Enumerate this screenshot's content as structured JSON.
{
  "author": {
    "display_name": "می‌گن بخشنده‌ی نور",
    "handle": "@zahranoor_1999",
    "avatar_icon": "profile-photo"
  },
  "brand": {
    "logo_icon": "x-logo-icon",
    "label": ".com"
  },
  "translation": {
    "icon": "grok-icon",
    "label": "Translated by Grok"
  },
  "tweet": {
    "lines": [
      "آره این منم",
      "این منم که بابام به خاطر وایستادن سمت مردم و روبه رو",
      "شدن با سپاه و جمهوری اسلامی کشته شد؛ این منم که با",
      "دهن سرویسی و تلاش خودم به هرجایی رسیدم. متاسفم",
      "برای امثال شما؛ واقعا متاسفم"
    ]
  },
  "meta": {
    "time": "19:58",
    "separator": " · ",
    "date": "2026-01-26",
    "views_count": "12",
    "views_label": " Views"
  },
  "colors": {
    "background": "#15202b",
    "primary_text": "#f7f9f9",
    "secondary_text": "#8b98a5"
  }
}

---+---

__YOUR INSTRUCTIONS__
Say how many lines of the data include the word "متاسفم". Nothing other than the number should be given.

__TASK ANSWER__
2